• EXERCISE OBJECTIVE: Copy every line of the data in which the word "Vichy" occurs.
** begin GIVEN ENTRIES **
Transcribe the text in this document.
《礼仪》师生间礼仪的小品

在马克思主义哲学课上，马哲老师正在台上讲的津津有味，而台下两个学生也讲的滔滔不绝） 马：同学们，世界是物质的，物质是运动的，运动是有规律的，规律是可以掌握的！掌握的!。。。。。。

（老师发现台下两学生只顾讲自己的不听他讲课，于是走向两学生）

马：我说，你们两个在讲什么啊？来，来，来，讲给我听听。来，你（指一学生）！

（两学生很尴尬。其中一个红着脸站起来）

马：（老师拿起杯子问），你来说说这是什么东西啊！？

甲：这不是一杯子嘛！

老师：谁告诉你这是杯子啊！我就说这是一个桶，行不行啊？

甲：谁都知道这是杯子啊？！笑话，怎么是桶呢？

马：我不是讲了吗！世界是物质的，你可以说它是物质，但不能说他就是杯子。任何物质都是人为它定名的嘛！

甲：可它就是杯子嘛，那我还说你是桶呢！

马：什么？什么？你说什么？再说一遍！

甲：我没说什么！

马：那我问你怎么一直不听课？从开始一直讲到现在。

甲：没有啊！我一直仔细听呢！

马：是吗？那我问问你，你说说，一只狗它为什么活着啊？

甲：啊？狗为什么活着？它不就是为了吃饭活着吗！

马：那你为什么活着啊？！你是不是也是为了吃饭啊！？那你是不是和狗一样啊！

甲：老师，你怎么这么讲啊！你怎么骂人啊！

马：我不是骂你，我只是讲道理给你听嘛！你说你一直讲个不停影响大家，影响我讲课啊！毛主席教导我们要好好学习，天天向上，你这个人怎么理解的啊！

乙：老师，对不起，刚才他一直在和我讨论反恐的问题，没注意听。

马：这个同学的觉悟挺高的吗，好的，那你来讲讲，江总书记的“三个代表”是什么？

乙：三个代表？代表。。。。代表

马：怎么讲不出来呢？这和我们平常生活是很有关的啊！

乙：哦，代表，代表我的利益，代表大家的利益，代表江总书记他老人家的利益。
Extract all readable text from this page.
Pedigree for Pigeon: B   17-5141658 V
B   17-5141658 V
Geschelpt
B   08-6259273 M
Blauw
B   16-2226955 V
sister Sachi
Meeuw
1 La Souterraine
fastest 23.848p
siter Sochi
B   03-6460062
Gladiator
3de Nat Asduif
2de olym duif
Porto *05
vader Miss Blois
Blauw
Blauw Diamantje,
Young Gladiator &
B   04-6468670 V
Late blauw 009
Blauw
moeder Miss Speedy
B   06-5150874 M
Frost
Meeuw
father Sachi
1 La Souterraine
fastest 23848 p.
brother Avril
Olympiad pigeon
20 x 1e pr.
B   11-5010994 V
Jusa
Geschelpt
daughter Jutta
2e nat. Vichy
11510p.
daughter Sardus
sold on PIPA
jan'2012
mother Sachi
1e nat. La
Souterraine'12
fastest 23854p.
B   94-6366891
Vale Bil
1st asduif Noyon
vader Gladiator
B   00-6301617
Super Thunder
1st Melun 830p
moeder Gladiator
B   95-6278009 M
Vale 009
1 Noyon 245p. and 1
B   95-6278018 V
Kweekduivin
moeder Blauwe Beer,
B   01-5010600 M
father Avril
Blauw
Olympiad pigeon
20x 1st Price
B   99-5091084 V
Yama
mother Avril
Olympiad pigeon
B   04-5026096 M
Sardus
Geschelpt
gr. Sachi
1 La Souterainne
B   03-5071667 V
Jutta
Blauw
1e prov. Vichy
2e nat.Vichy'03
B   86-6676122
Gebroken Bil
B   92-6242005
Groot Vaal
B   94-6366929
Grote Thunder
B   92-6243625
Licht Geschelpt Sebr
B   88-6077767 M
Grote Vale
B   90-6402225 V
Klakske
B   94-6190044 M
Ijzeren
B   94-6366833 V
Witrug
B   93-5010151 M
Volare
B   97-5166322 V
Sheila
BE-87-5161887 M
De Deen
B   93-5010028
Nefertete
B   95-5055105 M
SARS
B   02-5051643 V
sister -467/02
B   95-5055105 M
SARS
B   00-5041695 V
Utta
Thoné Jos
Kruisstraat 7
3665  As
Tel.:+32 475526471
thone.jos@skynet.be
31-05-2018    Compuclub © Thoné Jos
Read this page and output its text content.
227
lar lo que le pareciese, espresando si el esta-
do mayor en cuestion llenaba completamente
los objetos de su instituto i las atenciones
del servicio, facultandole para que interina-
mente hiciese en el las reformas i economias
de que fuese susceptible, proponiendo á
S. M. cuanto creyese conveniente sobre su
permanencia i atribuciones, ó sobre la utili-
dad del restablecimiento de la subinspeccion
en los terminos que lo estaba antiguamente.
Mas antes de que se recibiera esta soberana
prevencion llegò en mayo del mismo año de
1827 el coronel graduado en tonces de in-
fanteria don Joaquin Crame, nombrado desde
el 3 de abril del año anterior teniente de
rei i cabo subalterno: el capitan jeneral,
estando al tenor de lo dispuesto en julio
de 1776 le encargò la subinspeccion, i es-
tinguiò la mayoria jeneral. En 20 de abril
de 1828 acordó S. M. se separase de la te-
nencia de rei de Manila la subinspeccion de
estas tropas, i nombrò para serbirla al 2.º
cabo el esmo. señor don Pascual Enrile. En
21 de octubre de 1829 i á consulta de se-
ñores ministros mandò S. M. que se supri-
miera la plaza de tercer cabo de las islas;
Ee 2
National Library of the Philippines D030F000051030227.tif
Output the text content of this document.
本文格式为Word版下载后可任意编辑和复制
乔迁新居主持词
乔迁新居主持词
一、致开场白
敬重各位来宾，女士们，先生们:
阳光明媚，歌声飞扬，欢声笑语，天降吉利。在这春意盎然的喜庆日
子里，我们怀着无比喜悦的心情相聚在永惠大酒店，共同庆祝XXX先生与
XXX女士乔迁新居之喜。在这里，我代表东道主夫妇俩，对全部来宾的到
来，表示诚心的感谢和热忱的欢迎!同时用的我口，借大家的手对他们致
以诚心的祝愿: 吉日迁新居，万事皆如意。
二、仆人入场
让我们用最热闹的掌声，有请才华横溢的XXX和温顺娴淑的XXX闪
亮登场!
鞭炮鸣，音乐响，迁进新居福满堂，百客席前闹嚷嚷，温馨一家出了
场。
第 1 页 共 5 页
** end GIVEN ENTRIES **
• EXPECTED ANSWER:
2e nat. Vichy
1e prov. Vichy
2e nat.Vichy'03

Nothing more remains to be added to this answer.